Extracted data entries

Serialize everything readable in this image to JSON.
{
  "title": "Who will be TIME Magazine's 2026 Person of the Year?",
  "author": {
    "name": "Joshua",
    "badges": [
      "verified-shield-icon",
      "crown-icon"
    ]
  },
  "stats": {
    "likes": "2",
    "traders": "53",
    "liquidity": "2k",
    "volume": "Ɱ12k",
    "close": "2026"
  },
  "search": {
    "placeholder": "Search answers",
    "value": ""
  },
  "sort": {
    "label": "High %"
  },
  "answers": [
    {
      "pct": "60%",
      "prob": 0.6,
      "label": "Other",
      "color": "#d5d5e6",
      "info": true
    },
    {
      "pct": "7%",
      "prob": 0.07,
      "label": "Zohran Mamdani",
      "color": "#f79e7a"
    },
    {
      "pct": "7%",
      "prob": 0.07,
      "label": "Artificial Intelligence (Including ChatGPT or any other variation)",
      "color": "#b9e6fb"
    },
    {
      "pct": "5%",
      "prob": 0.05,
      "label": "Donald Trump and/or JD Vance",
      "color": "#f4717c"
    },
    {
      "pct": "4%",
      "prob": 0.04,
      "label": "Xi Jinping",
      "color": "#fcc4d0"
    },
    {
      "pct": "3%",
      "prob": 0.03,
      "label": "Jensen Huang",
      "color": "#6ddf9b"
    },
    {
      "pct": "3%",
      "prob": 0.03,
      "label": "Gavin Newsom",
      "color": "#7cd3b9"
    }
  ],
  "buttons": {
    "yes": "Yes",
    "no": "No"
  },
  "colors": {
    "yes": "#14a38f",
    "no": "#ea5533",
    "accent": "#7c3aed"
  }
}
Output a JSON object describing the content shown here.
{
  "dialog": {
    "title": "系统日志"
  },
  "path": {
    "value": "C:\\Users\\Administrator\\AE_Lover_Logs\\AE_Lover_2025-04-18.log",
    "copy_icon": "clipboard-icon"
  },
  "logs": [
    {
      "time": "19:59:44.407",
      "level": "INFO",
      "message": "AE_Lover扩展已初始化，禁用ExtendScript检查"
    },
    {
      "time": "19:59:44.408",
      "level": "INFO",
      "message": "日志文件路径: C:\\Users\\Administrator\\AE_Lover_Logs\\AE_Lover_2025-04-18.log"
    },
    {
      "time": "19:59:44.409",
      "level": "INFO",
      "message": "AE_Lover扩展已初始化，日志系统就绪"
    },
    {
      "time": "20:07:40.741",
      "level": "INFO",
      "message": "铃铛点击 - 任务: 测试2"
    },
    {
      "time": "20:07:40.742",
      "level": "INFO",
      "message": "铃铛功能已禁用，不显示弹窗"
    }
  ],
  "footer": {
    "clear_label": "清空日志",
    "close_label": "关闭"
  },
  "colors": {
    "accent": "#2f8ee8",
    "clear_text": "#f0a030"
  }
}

#### Given exercise
Extract each line holding the word "message" from the records.

#### Full response
      "message": "AE_Lover扩展已初始化，禁用ExtendScript检查"
      "message": "日志文件路径: C:\\Users\\Administrator\\AE_Lover_Logs\\AE_Lover_2025-04-18.log"
      "message": "AE_Lover扩展已初始化，日志系统就绪"
      "message": "铃铛点击 - 任务: 测试2"
      "message": "铃铛功能已禁用，不显示弹窗"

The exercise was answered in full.